To do.
Collect every line that includes the string "العشر".

Data records:

════════════════

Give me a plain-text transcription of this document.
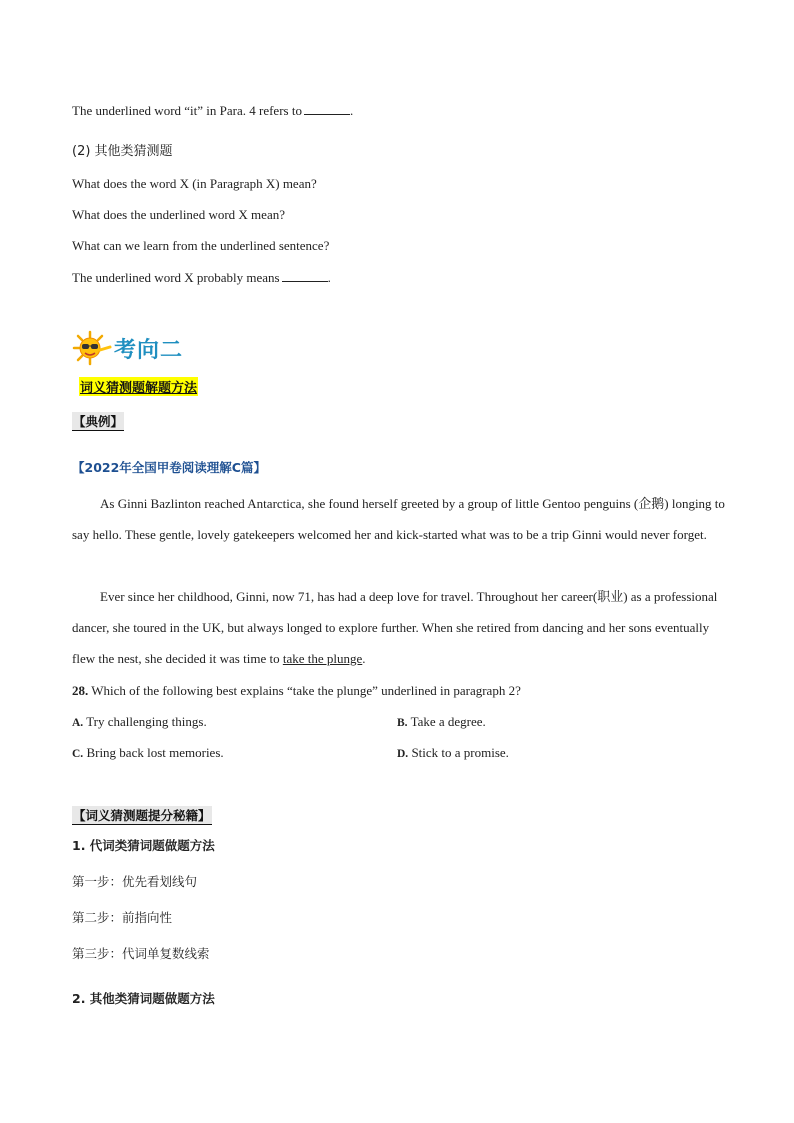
The underlined word “it” in Para. 4 refers to	.
(2) 其他类猜测题
What does the word X (in Paragraph X) mean?
What does the underlined word X mean?
What can we learn from the underlined sentence?
The underlined word X probably means	.
考向二
词义猜测题解题方法
【典例】
【2022年全国甲卷阅读理解C篇】
As Ginni Bazlinton reached Antarctica, she found herself greeted by a group of little Gentoo penguins (企鹅) longing to say hello. These gentle, lovely gatekeepers welcomed her and kick-started what was to be a trip Ginni would never forget.
Ever since her childhood, Ginni, now 71, has had a deep love for travel. Throughout her career(职业) as a professional dancer, she toured in the UK, but always longed to explore further. When she retired from dancing and her sons eventually flew the nest, she decided it was time to take the plunge.
28. Which of the following best explains “take the plunge” underlined in paragraph 2?
A. Try challenging things.	B. Take a degree.
C. Bring back lost memories.	D. Stick to a promise.
【词义猜测题提分秘籍】
1. 代词类猜词题做题方法
第一步：优先看划线句
第二步：前指向性
第三步：代词单复数线索
2. 其他类猜词题做题方法
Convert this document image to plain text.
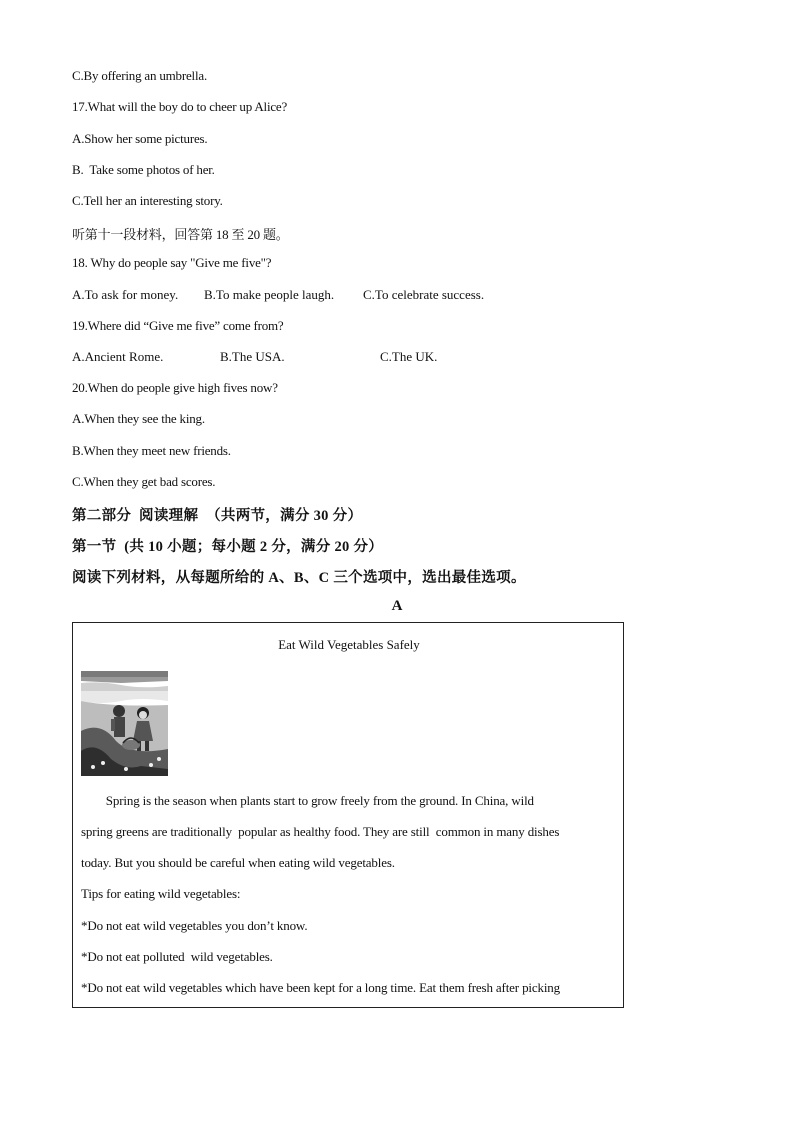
C.By offering an umbrella.
17.What will the boy do to cheer up Alice?
A.Show her some pictures.
B.  Take some photos of her.
C.Tell her an interesting story.
听第十一段材料，回答第 18 至 20 题。
18. Why do people say "Give me five"?
A.To ask for money. B.To make people laugh. C.To celebrate success.
19.Where did “Give me five” come from?
A.Ancient Rome.	B.The USA.	C.The UK.
20.When do people give high fives now?
A.When they see the king.
B.When they meet new friends.
C.When they get bad scores.
第二部分  阅读理解  （共两节，满分 30 分）
第一节  (共 10 小题；每小题 2 分，满分 20 分）
阅读下列材料，从每题所给的 A、B、C 三个选项中，选出最佳选项。
A
Eat Wild Vegetables Safely
Spring is the season when plants start to grow freely from the ground. In China, wild
spring greens are traditionally  popular as healthy food. They are still  common in many dishes
today. But you should be careful when eating wild vegetables.
Tips for eating wild vegetables:
*Do not eat wild vegetables you don’t know.
*Do not eat polluted  wild vegetables.
*Do not eat wild vegetables which have been kept for a long time. Eat them fresh after picking
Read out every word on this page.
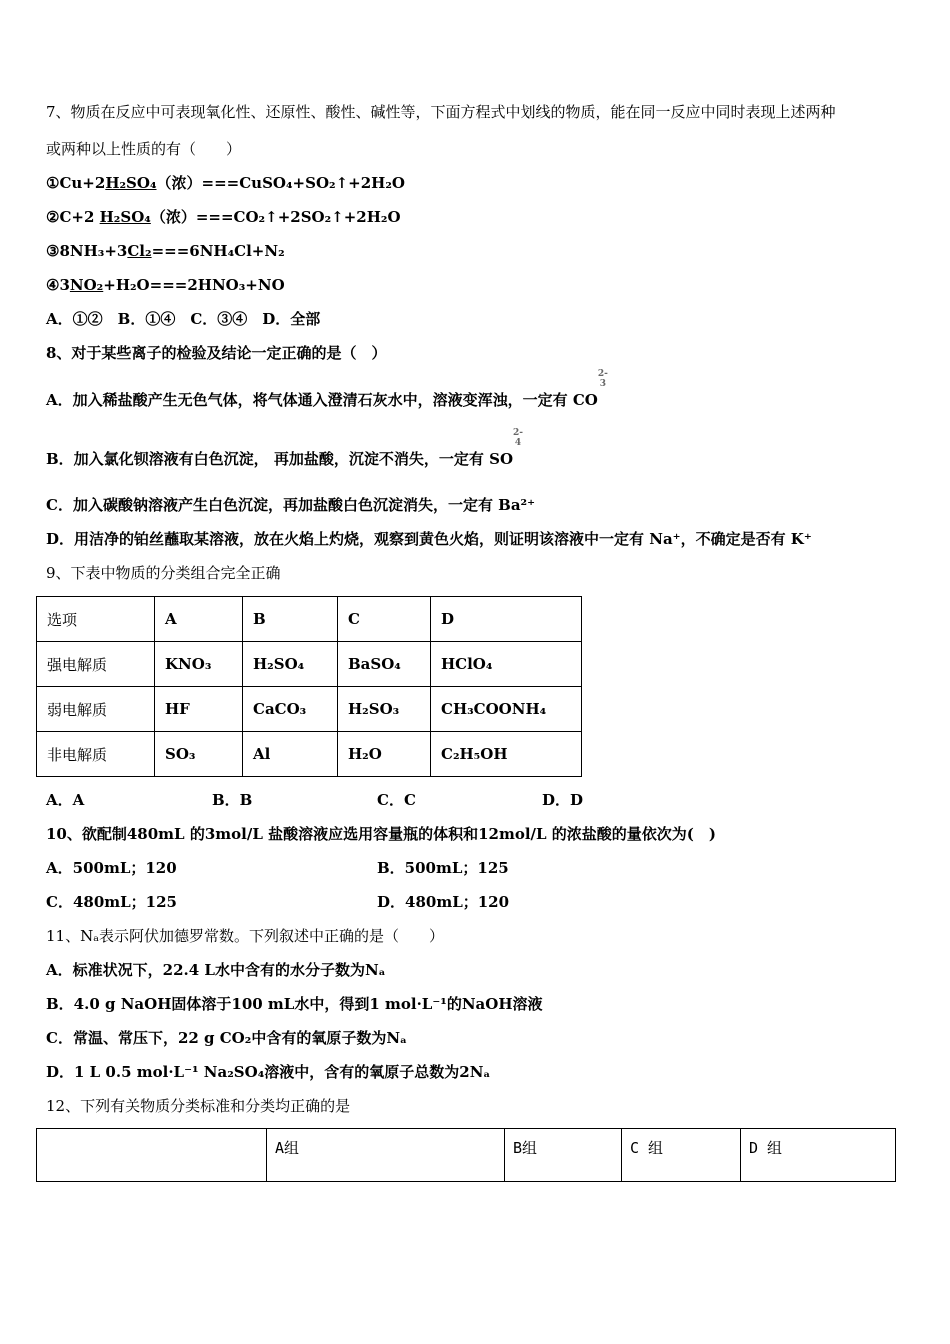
7、物质在反应中可表现氧化性、还原性、酸性、碱性等，下面方程式中划线的物质，能在同一反应中同时表现上述两种
或两种以上性质的有（　　）
①Cu+2H₂SO₄（浓）===CuSO₄+SO₂↑+2H₂O
②C+2 H₂SO₄（浓）===CO₂↑+2SO₂↑+2H₂O
③8NH₃+3Cl₂===6NH₄Cl+N₂
④3NO₂+H₂O===2HNO₃+NO
A．①②　B．①④　C．③④　D．全部
8、对于某些离子的检验及结论一定正确的是（　）
A．加入稀盐酸产生无色气体，将气体通入澄清石灰水中，溶液变浑浊，一定有 CO
2-
3
B．加入氯化钡溶液有白色沉淀， 再加盐酸，沉淀不消失，一定有 SO
2-
4
C．加入碳酸钠溶液产生白色沉淀，再加盐酸白色沉淀消失，一定有 Ba²⁺
D．用洁净的铂丝蘸取某溶液，放在火焰上灼烧，观察到黄色火焰，则证明该溶液中一定有 Na⁺，不确定是否有 K⁺
9、下表中物质的分类组合完全正确
选项	A	B	C	D
强电解质	KNO₃	H₂SO₄	BaSO₄	HClO₄
弱电解质	HF	CaCO₃	H₂SO₃	CH₃COONH₄
非电解质	SO₃	Al	H₂O	C₂H₅OH
A．A	B．B	C．C	D．D
10、欲配制480mL 的3mol/L 盐酸溶液应选用容量瓶的体积和12mol/L 的浓盐酸的量依次为(　)
A．500mL；120	B．500mL；125
C．480mL；125	D．480mL；120
11、Nₐ表示阿伏加德罗常数。下列叙述中正确的是（　　）
A．标准状况下，22.4 L水中含有的水分子数为Nₐ
B．4.0 g NaOH固体溶于100 mL水中，得到1 mol·L⁻¹的NaOH溶液
C．常温、常压下，22 g CO₂中含有的氧原子数为Nₐ
D．1 L 0.5 mol·L⁻¹ Na₂SO₄溶液中，含有的氧原子总数为2Nₐ
12、下列有关物质分类标准和分类均正确的是
	A组	B组	C 组	D 组
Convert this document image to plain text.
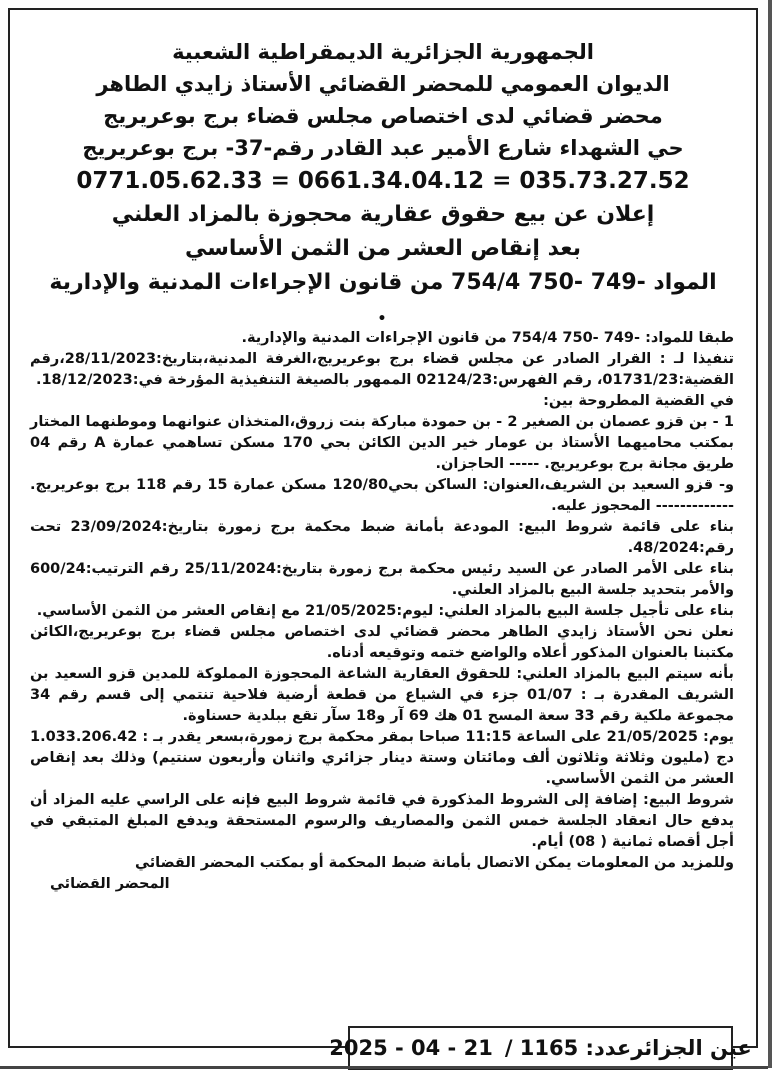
الجمهورية الجزائرية الديمقراطية الشعبية
الديوان العمومي للمحضر القضائي الأستاذ زايدي الطاهر
محضر قضائي لدى اختصاص مجلس قضاء برج بوعريريج
حي الشهداء شارع الأمير عبد القادر رقم-37- برج بوعريريج
0771.05.62.33 = 0661.34.04.12 = 035.73.27.52
إعلان عن بيع حقوق عقارية محجوزة بالمزاد العلني
بعد إنقاص العشر من الثمن الأساسي
المواد -749 -750 754/4 من قانون الإجراءات المدنية والإدارية

•

طبقا للمواد: -749 -750 754/4 من قانون الإجراءات المدنية والإدارية.

تنفيذا لـ : القرار الصادر عن مجلس قضاء برج بوعريريج،الغرفة المدنية،بتاريخ:28/11/2023،رقم القضية:01731/23، رقم الفهرس:02124/23 الممهور بالصيغة التنفيذية المؤرخة في:18/12/2023.

في القضية المطروحة بين:

1 - بن قزو عصمان بن الصغير 2 - بن حمودة مباركة بنت زروق،المتخذان عنوانهما وموطنهما المختار بمكتب محاميهما الأستاذ بن عومار خير الدين الكائن بحي 170 مسكن تساهمي عمارة A رقم 04 طريق مجانة برج بوعريريج. ----- الحاجزان.

و- قزو السعيد بن الشريف،العنوان: الساكن بحي120/80 مسكن عمارة 15 رقم 118 برج بوعريريج. ------------- المحجوز عليه.

بناء على قائمة شروط البيع: المودعة بأمانة ضبط محكمة برج زمورة بتاريخ:23/09/2024 تحت رقم:48/2024.

بناء على الأمر الصادر عن السيد رئيس محكمة برج زمورة بتاريخ:25/11/2024 رقم الترتيب:600/24 والأمر بتحديد جلسة البيع بالمزاد العلني.

بناء على تأجيل جلسة البيع بالمزاد العلني: ليوم:21/05/2025 مع إنقاص العشر من الثمن الأساسي.

نعلن نحن الأستاذ زايدي الطاهر محضر قضائي لدى اختصاص مجلس قضاء برج بوعريريج،الكائن مكتبنا بالعنوان المذكور أعلاه والواضع ختمه وتوقيعه أدناه.

بأنه سيتم البيع بالمزاد العلني: للحقوق العقارية الشاعة المحجوزة المملوكة للمدين قزو السعيد بن الشريف المقدرة بـ : 01/07 جزء في الشياع من قطعة أرضية فلاحية تنتمي إلى قسم رقم 34 مجموعة ملكية رقم 33 سعة المسح 01 هك 69 آر و18 سآر تقع ببلدية حسناوة.

يوم: 21/05/2025 على الساعة 11:15 صباحا بمقر محكمة برج زمورة،بسعر يقدر بـ : 1.033.206.42 دج (مليون وثلاثة وثلاثون ألف ومائتان وستة دينار جزائري واثنان وأربعون سنتيم) وذلك بعد إنقاص العشر من الثمن الأساسي.

شروط البيع: إضافة إلى الشروط المذكورة في قائمة شروط البيع فإنه على الراسي عليه المزاد أن يدفع حال انعقاد الجلسة خمس الثمن والمصاريف والرسوم المستحقة ويدفع المبلغ المتبقي في أجل أقصاه ثمانية ( 08) أيام.

وللمزيد من المعلومات يمكن الاتصال بأمانة ضبط المحكمة أو بمكتب المحضر القضائي

المحضر القضائي

2025 - 04 - 21 عين الجزائرعدد: 1165 /
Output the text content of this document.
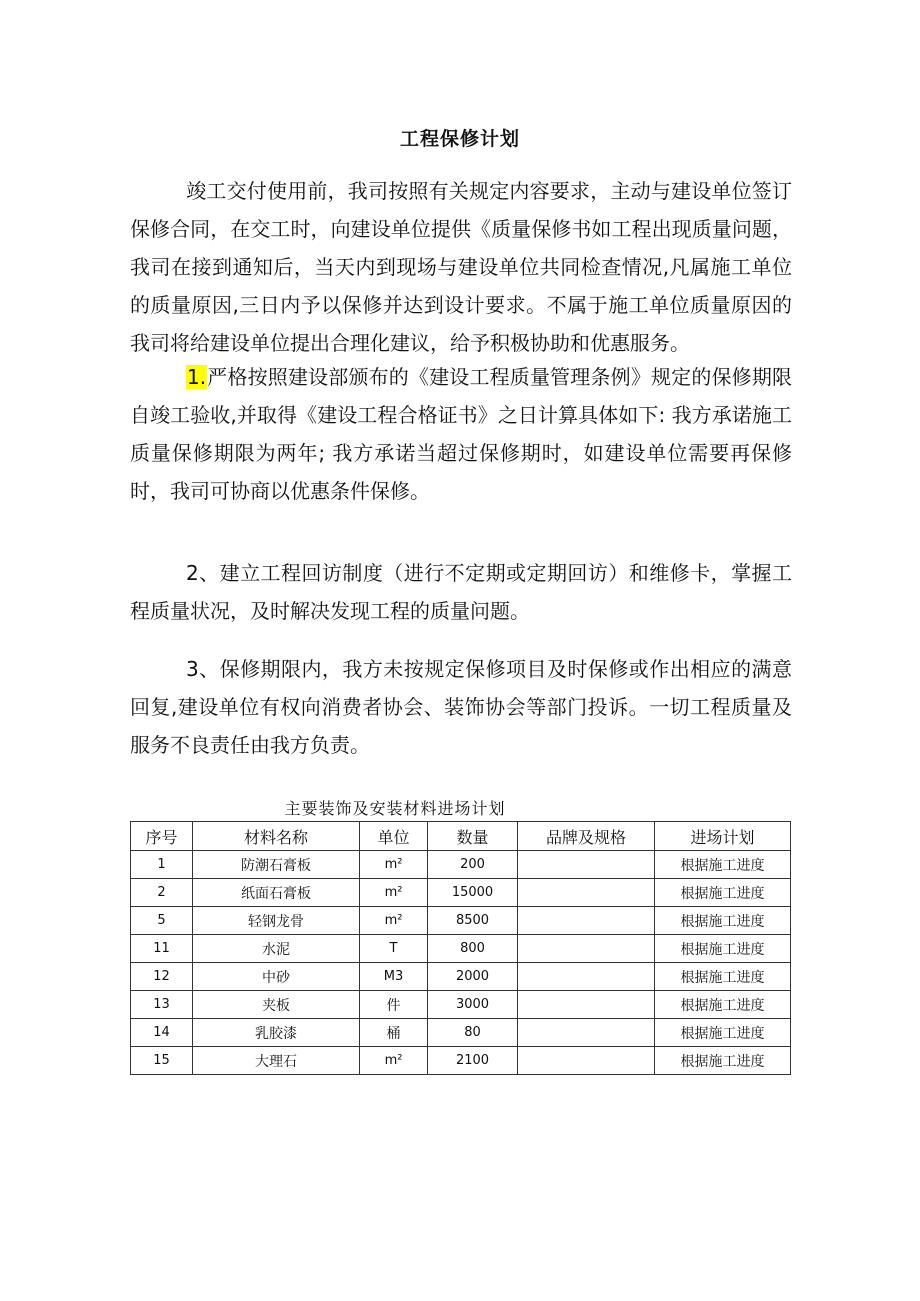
工程保修计划

竣工交付使用前，我司按照有关规定内容要求，主动与建设单位签订保修合同，在交工时，向建设单位提供《质量保修书如工程出现质量问题，我司在接到通知后，当天内到现场与建设单位共同检查情况,凡属施工单位的质量原因,三日内予以保修并达到设计要求。不属于施工单位质量原因的我司将给建设单位提出合理化建议，给予积极协助和优惠服务。

1.严格按照建设部颁布的《建设工程质量管理条例》规定的保修期限自竣工验收,并取得《建设工程合格证书》之日计算具体如下: 我方承诺施工质量保修期限为两年; 我方承诺当超过保修期时，如建设单位需要再保修时，我司可协商以优惠条件保修。

2、建立工程回访制度（进行不定期或定期回访）和维修卡，掌握工程质量状况，及时解决发现工程的质量问题。

3、保修期限内，我方未按规定保修项目及时保修或作出相应的满意回复,建设单位有权向消费者协会、装饰协会等部门投诉。一切工程质量及服务不良责任由我方负责。

主要装饰及安装材料进场计划
序号	材料名称	单位	数量	品牌及规格	进场计划
1	防潮石膏板	m²	200		根据施工进度
2	纸面石膏板	m²	15000		根据施工进度
5	轻钢龙骨	m²	8500		根据施工进度
11	水泥	T	800		根据施工进度
12	中砂	M3	2000		根据施工进度
13	夹板	件	3000		根据施工进度
14	乳胶漆	桶	80		根据施工进度
15	大理石	m²	2100		根据施工进度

════════════════

Result of this exercise.
بعد إنقاص العشر من الثمن الأساسي
بناء على تأجيل جلسة البيع بالمزاد العلني: ليوم:21/05/2025 مع إنقاص العشر من الثمن الأساسي.
يوم: 21/05/2025 على الساعة 11:15 صباحا بمقر محكمة برج زمورة،بسعر يقدر بـ : 1.033.206.42 دج (مليون وثلاثة وثلاثون ألف ومائتان وستة دينار جزائري واثنان وأربعون سنتيم) وذلك بعد إنقاص العشر من الثمن الأساسي.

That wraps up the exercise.